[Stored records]

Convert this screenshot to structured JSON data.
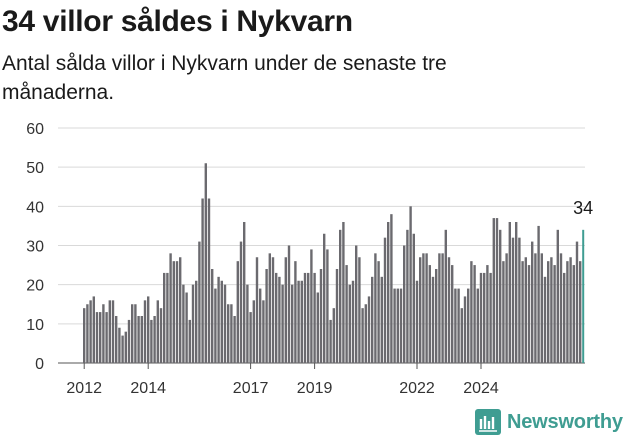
{
  "title": "34 villor såldes i Nykvarn",
  "subtitle": "Antal sålda villor i Nykvarn under de senaste tre månaderna.",
  "brand": {
    "name": "Newsworthy",
    "logo_icon": "newsworthy-logo-icon"
  },
  "colors": {
    "bar": "#6b6a6f",
    "highlight": "#3f9d92",
    "grid": "#d9d9d9",
    "text": "#333333"
  },
  "chart_data": {
    "type": "bar",
    "title": "34 villor såldes i Nykvarn",
    "subtitle": "Antal sålda villor i Nykvarn under de senaste tre månaderna.",
    "xlabel": "",
    "ylabel": "",
    "ylim": [
      0,
      60
    ],
    "yticks": [
      0,
      10,
      20,
      30,
      40,
      50,
      60
    ],
    "x_tick_labels": [
      "2012",
      "2014",
      "2017",
      "2019",
      "2022",
      "2024"
    ],
    "x_tick_positions": [
      0,
      20,
      52,
      72,
      104,
      124
    ],
    "grid": true,
    "legend": "none",
    "start": "2012-01",
    "interval": "month",
    "highlight_index": 156,
    "highlight_label": "34",
    "values": [
      14,
      15,
      16,
      17,
      13,
      13,
      15,
      13,
      16,
      16,
      12,
      9,
      7,
      8,
      11,
      15,
      15,
      12,
      12,
      16,
      17,
      11,
      12,
      16,
      14,
      23,
      23,
      28,
      26,
      26,
      27,
      20,
      18,
      11,
      20,
      21,
      31,
      42,
      51,
      42,
      24,
      19,
      22,
      21,
      20,
      15,
      15,
      12,
      26,
      31,
      36,
      20,
      13,
      16,
      27,
      19,
      16,
      24,
      28,
      27,
      23,
      22,
      20,
      27,
      30,
      20,
      26,
      21,
      21,
      23,
      23,
      29,
      23,
      18,
      24,
      33,
      29,
      11,
      14,
      24,
      34,
      36,
      25,
      20,
      21,
      30,
      27,
      14,
      15,
      17,
      22,
      28,
      26,
      22,
      32,
      36,
      38,
      19,
      19,
      19,
      30,
      34,
      40,
      33,
      21,
      27,
      28,
      28,
      25,
      22,
      24,
      28,
      28,
      34,
      27,
      25,
      19,
      19,
      14,
      17,
      19,
      26,
      25,
      19,
      23,
      23,
      25,
      23,
      37,
      37,
      34,
      26,
      28,
      36,
      32,
      36,
      32,
      26,
      27,
      25,
      31,
      28,
      35,
      28,
      22,
      26,
      27,
      25,
      34,
      28,
      23,
      26,
      27,
      25,
      31,
      26,
      34
    ]
  }
}
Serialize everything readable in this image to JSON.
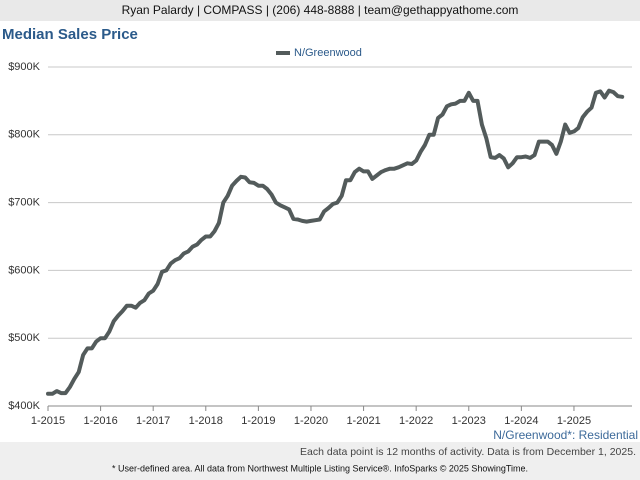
{
  "header": "Ryan Palardy | COMPASS | (206) 448-8888 | team@gethappyathome.com",
  "chart_data": {
    "type": "line",
    "title": "Median Sales Price",
    "categories": [
      "1-2015",
      null,
      null,
      null,
      null,
      null,
      null,
      null,
      null,
      null,
      null,
      null,
      "1-2016",
      null,
      null,
      null,
      null,
      null,
      null,
      null,
      null,
      null,
      null,
      null,
      "1-2017",
      null,
      null,
      null,
      null,
      null,
      null,
      null,
      null,
      null,
      null,
      null,
      "1-2018",
      null,
      null,
      null,
      null,
      null,
      null,
      null,
      null,
      null,
      null,
      null,
      "1-2019",
      null,
      null,
      null,
      null,
      null,
      null,
      null,
      null,
      null,
      null,
      null,
      "1-2020",
      null,
      null,
      null,
      null,
      null,
      null,
      null,
      null,
      null,
      null,
      null,
      "1-2021",
      null,
      null,
      null,
      null,
      null,
      null,
      null,
      null,
      null,
      null,
      null,
      "1-2022",
      null,
      null,
      null,
      null,
      null,
      null,
      null,
      null,
      null,
      null,
      null,
      "1-2023",
      null,
      null,
      null,
      null,
      null,
      null,
      null,
      null,
      null,
      null,
      null,
      "1-2024",
      null,
      null,
      null,
      null,
      null,
      null,
      null,
      null,
      null,
      null,
      null,
      "1-2025",
      null,
      null,
      null,
      null,
      null,
      null,
      null,
      null,
      null,
      null,
      null
    ],
    "series": [
      {
        "name": "N/Greenwood",
        "color": "#535b5b",
        "values": [
          418000,
          418000,
          422000,
          419000,
          419000,
          428000,
          440000,
          450000,
          475000,
          485000,
          485000,
          495000,
          500000,
          500000,
          510000,
          525000,
          533000,
          540000,
          548000,
          548000,
          545000,
          552000,
          556000,
          566000,
          570000,
          580000,
          598000,
          600000,
          610000,
          615000,
          618000,
          625000,
          628000,
          635000,
          638000,
          645000,
          650000,
          650000,
          658000,
          670000,
          700000,
          710000,
          725000,
          732000,
          738000,
          737000,
          730000,
          729000,
          725000,
          725000,
          720000,
          712000,
          700000,
          696000,
          693000,
          690000,
          676000,
          675000,
          673000,
          672000,
          673000,
          674000,
          675000,
          687000,
          692000,
          698000,
          700000,
          710000,
          733000,
          733000,
          745000,
          750000,
          746000,
          746000,
          735000,
          740000,
          745000,
          748000,
          750000,
          750000,
          752000,
          755000,
          758000,
          757000,
          762000,
          775000,
          785000,
          800000,
          800000,
          825000,
          830000,
          842000,
          845000,
          846000,
          850000,
          850000,
          862000,
          850000,
          850000,
          815000,
          795000,
          767000,
          766000,
          770000,
          765000,
          752000,
          758000,
          767000,
          767000,
          768000,
          766000,
          770000,
          790000,
          790000,
          790000,
          785000,
          772000,
          790000,
          815000,
          803000,
          805000,
          810000,
          826000,
          834000,
          840000,
          862000,
          864000,
          855000,
          865000,
          863000,
          857000,
          856000
        ]
      }
    ],
    "ylim": [
      400000,
      900000
    ],
    "yticks": [
      {
        "value": 400000,
        "label": "$400K"
      },
      {
        "value": 500000,
        "label": "$500K"
      },
      {
        "value": 600000,
        "label": "$600K"
      },
      {
        "value": 700000,
        "label": "$700K"
      },
      {
        "value": 800000,
        "label": "$800K"
      },
      {
        "value": 900000,
        "label": "$900K"
      }
    ],
    "grid": true,
    "legend": "top",
    "area_label": "N/Greenwood*: Residential",
    "note": "Each data point is 12 months of activity. Data is from December 1, 2025."
  },
  "footer": "* User-defined area. All data from Northwest Multiple Listing Service®. InfoSparks © 2025 ShowingTime."
}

▸ Exercise requirements
Retype each line of the listing above word for word. Exclude the pictures.

▸ Complete answer
Convert this screenshot to structured JSON data.
{
  "title": "34 villor såldes i Nykvarn",
  "subtitle": "Antal sålda villor i Nykvarn under de senaste tre månaderna.",
  "brand": {
    "name": "Newsworthy",
    "logo_icon": "newsworthy-logo-icon"
  },
  "colors": {
    "bar": "#6b6a6f",
    "highlight": "#3f9d92",
    "grid": "#d9d9d9",
    "text": "#333333"
  },
  "chart_data": {
    "type": "bar",
    "title": "34 villor såldes i Nykvarn",
    "subtitle": "Antal sålda villor i Nykvarn under de senaste tre månaderna.",
    "xlabel": "",
    "ylabel": "",
    "ylim": [
      0,
      60
    ],
    "yticks": [
      0,
      10,
      20,
      30,
      40,
      50,
      60
    ],
    "x_tick_labels": [
      "2012",
      "2014",
      "2017",
      "2019",
      "2022",
      "2024"
    ],
    "x_tick_positions": [
      0,
      20,
      52,
      72,
      104,
      124
    ],
    "grid": true,
    "legend": "none",
    "start": "2012-01",
    "interval": "month",
    "highlight_index": 156,
    "highlight_label": "34",
    "values": [
      14,
      15,
      16,
      17,
      13,
      13,
      15,
      13,
      16,
      16,
      12,
      9,
      7,
      8,
      11,
      15,
      15,
      12,
      12,
      16,
      17,
      11,
      12,
      16,
      14,
      23,
      23,
      28,
      26,
      26,
      27,
      20,
      18,
      11,
      20,
      21,
      31,
      42,
      51,
      42,
      24,
      19,
      22,
      21,
      20,
      15,
      15,
      12,
      26,
      31,
      36,
      20,
      13,
      16,
      27,
      19,
      16,
      24,
      28,
      27,
      23,
      22,
      20,
      27,
      30,
      20,
      26,
      21,
      21,
      23,
      23,
      29,
      23,
      18,
      24,
      33,
      29,
      11,
      14,
      24,
      34,
      36,
      25,
      20,
      21,
      30,
      27,
      14,
      15,
      17,
      22,
      28,
      26,
      22,
      32,
      36,
      38,
      19,
      19,
      19,
      30,
      34,
      40,
      33,
      21,
      27,
      28,
      28,
      25,
      22,
      24,
      28,
      28,
      34,
      27,
      25,
      19,
      19,
      14,
      17,
      19,
      26,
      25,
      19,
      23,
      23,
      25,
      23,
      37,
      37,
      34,
      26,
      28,
      36,
      32,
      36,
      32,
      26,
      27,
      25,
      31,
      28,
      35,
      28,
      22,
      26,
      27,
      25,
      34,
      28,
      23,
      26,
      27,
      25,
      31,
      26,
      34
    ]
  }
}
Serialize everything readable in this image to JSON.
{
  "header": "Ryan Palardy | COMPASS | (206) 448-8888 | team@gethappyathome.com",
  "chart_data": {
    "type": "line",
    "title": "Median Sales Price",
    "categories": [
      "1-2015",
      null,
      null,
      null,
      null,
      null,
      null,
      null,
      null,
      null,
      null,
      null,
      "1-2016",
      null,
      null,
      null,
      null,
      null,
      null,
      null,
      null,
      null,
      null,
      null,
      "1-2017",
      null,
      null,
      null,
      null,
      null,
      null,
      null,
      null,
      null,
      null,
      null,
      "1-2018",
      null,
      null,
      null,
      null,
      null,
      null,
      null,
      null,
      null,
      null,
      null,
      "1-2019",
      null,
      null,
      null,
      null,
      null,
      null,
      null,
      null,
      null,
      null,
      null,
      "1-2020",
      null,
      null,
      null,
      null,
      null,
      null,
      null,
      null,
      null,
      null,
      null,
      "1-2021",
      null,
      null,
      null,
      null,
      null,
      null,
      null,
      null,
      null,
      null,
      null,
      "1-2022",
      null,
      null,
      null,
      null,
      null,
      null,
      null,
      null,
      null,
      null,
      null,
      "1-2023",
      null,
      null,
      null,
      null,
      null,
      null,
      null,
      null,
      null,
      null,
      null,
      "1-2024",
      null,
      null,
      null,
      null,
      null,
      null,
      null,
      null,
      null,
      null,
      null,
      "1-2025",
      null,
      null,
      null,
      null,
      null,
      null,
      null,
      null,
      null,
      null,
      null
    ],
    "series": [
      {
        "name": "N/Greenwood",
        "color": "#535b5b",
        "values": [
          418000,
          418000,
          422000,
          419000,
          419000,
          428000,
          440000,
          450000,
          475000,
          485000,
          485000,
          495000,
          500000,
          500000,
          510000,
          525000,
          533000,
          540000,
          548000,
          548000,
          545000,
          552000,
          556000,
          566000,
          570000,
          580000,
          598000,
          600000,
          610000,
          615000,
          618000,
          625000,
          628000,
          635000,
          638000,
          645000,
          650000,
          650000,
          658000,
          670000,
          700000,
          710000,
          725000,
          732000,
          738000,
          737000,
          730000,
          729000,
          725000,
          725000,
          720000,
          712000,
          700000,
          696000,
          693000,
          690000,
          676000,
          675000,
          673000,
          672000,
          673000,
          674000,
          675000,
          687000,
          692000,
          698000,
          700000,
          710000,
          733000,
          733000,
          745000,
          750000,
          746000,
          746000,
          735000,
          740000,
          745000,
          748000,
          750000,
          750000,
          752000,
          755000,
          758000,
          757000,
          762000,
          775000,
          785000,
          800000,
          800000,
          825000,
          830000,
          842000,
          845000,
          846000,
          850000,
          850000,
          862000,
          850000,
          850000,
          815000,
          795000,
          767000,
          766000,
          770000,
          765000,
          752000,
          758000,
          767000,
          767000,
          768000,
          766000,
          770000,
          790000,
          790000,
          790000,
          785000,
          772000,
          790000,
          815000,
          803000,
          805000,
          810000,
          826000,
          834000,
          840000,
          862000,
          864000,
          855000,
          865000,
          863000,
          857000,
          856000
        ]
      }
    ],
    "ylim": [
      400000,
      900000
    ],
    "yticks": [
      {
        "value": 400000,
        "label": "$400K"
      },
      {
        "value": 500000,
        "label": "$500K"
      },
      {
        "value": 600000,
        "label": "$600K"
      },
      {
        "value": 700000,
        "label": "$700K"
      },
      {
        "value": 800000,
        "label": "$800K"
      },
      {
        "value": 900000,
        "label": "$900K"
      }
    ],
    "grid": true,
    "legend": "top",
    "area_label": "N/Greenwood*: Residential",
    "note": "Each data point is 12 months of activity. Data is from December 1, 2025."
  },
  "footer": "* User-defined area. All data from Northwest Multiple Listing Service®. InfoSparks © 2025 ShowingTime."
}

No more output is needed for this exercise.